**** Data extract
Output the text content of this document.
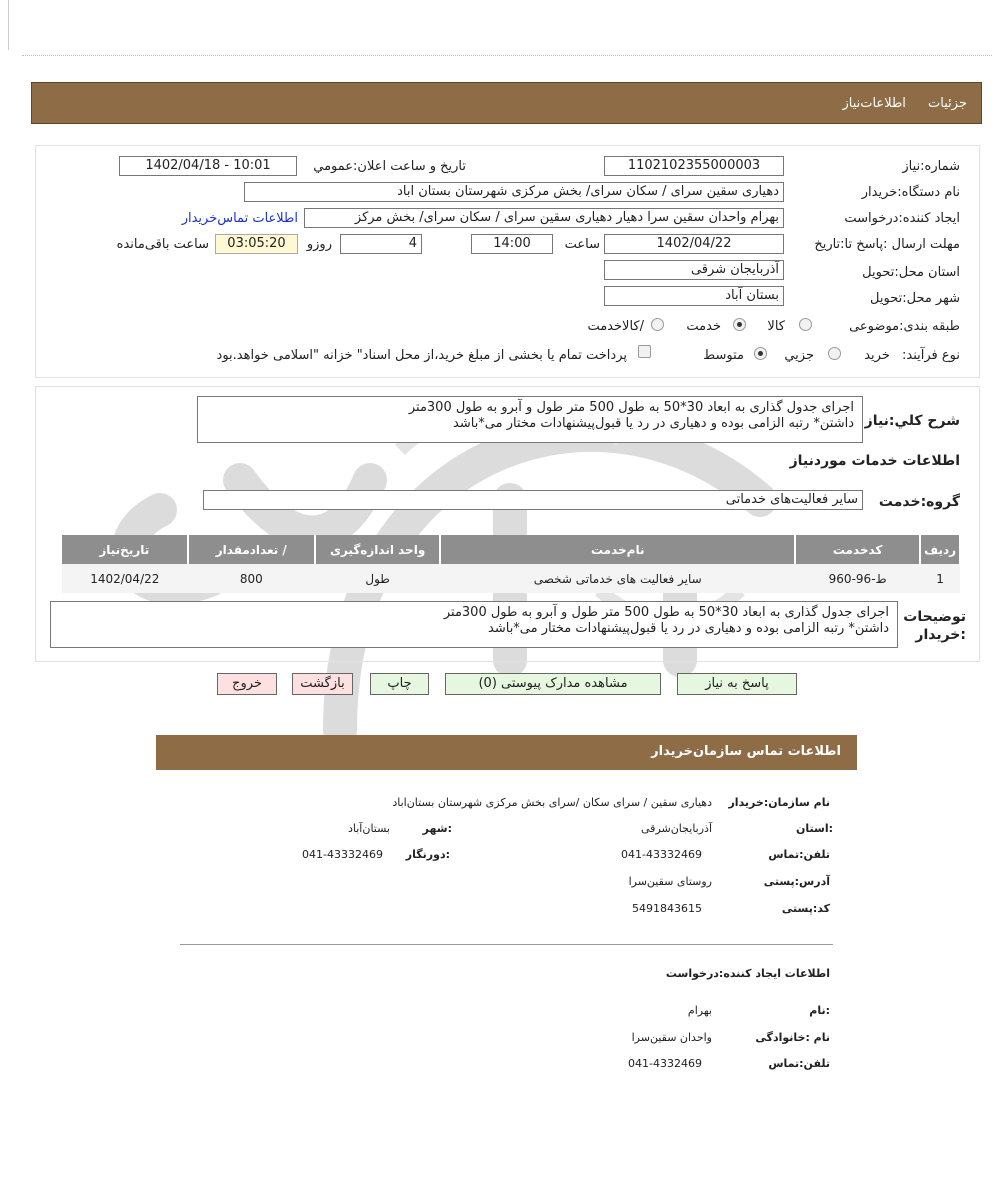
جزئیات اطلاعات‌نیاز
شماره:نیاز
1102102355000003
تاریخ و ساعت اعلان:عمومي
1402/04/18 - 10:01
نام دستگاه:خریدار
دهیاری سقین سرای / سکان سرای/ بخش مرکزی شهرستان بستان اباد
ایجاد کننده:درخواست
بهرام واحدان سقین سرا دهیار دهیاری سقین سرای / سکان سرای/ بخش مرکز
اطلاعات تماس‌خریدار
مهلت ارسال :پاسخ تا:تاریخ
1402/04/22
ساعت
14:00
روزو	4
03:05:20
ساعت باقی‌مانده
استان محل:تحویل
آذربایجان شرقی
شهر محل:تحویل
بستان آباد
طبقه بندی:موضوعی
کالا
خدمت
/کالاخدمت
نوع فرآیند: خرید
جزیي
متوسط
پرداخت تمام یا بخشی از مبلغ خرید،از محل اسناد" خزانه "اسلامی خواهد.بود
شرح کلي:نیاز
اجرای جدول گذاری به ابعاد 30*50 به طول 500 متر طول و آبرو به طول 300متر
داشتن* رتبه الزامی بوده و دهیاری در رد یا قبول‌پیشنهادات مختار می*باشد
اطلاعات خدمات مورد‌نیاز
گروه:خدمت
سایر فعالیت‌های خدماتی
ردیف	کدخدمت	نام‌خدمت	واحد اندازه‌گیری	/ تعداد‌مقدار	تاریخ‌نیاز
1	ط-96-960	سایر فعالیت های خدماتی شخصی	طول	800	1402/04/22
توضیحات
:خریدار
اجرای جدول گذاری به ابعاد 30*50 به طول 500 متر طول و آبرو به طول 300متر
داشتن* رتبه الزامی بوده و دهیاری در رد یا قبول‌پیشنهادات مختار می*باشد
پاسخ به نیاز
مشاهده مدارک پیوستی (0)
چاپ
بازگشت
خروج
اطلاعات تماس سازمان‌خریدار
نام سازمان:خریدار
دهیاری سقین / سرای سکان /سرای بخش مرکزی شهرستان بستان‌اباد
:استان
آذربایجان‌شرقی
:شهر
بستان‌آباد
تلفن:تماس
041-43332469
:دورنگار
041-43332469
آدرس:پستی
روستای سقین‌سرا
کد:پستی
5491843615
اطلاعات ایجاد کننده:درخواست
:نام
بهرام
نام :خانوادگی
واحدان سقین‌سرا
تلفن:تماس
041-4332469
********
▸ Task statement
Pull out every line above that holds the word "اطلاعات".

▸ Result below
جزئیات اطلاعات‌نیاز
اطلاعات تماس‌خریدار
اطلاعات خدمات مورد‌نیاز
اطلاعات تماس سازمان‌خریدار
اطلاعات ایجاد کننده:درخواست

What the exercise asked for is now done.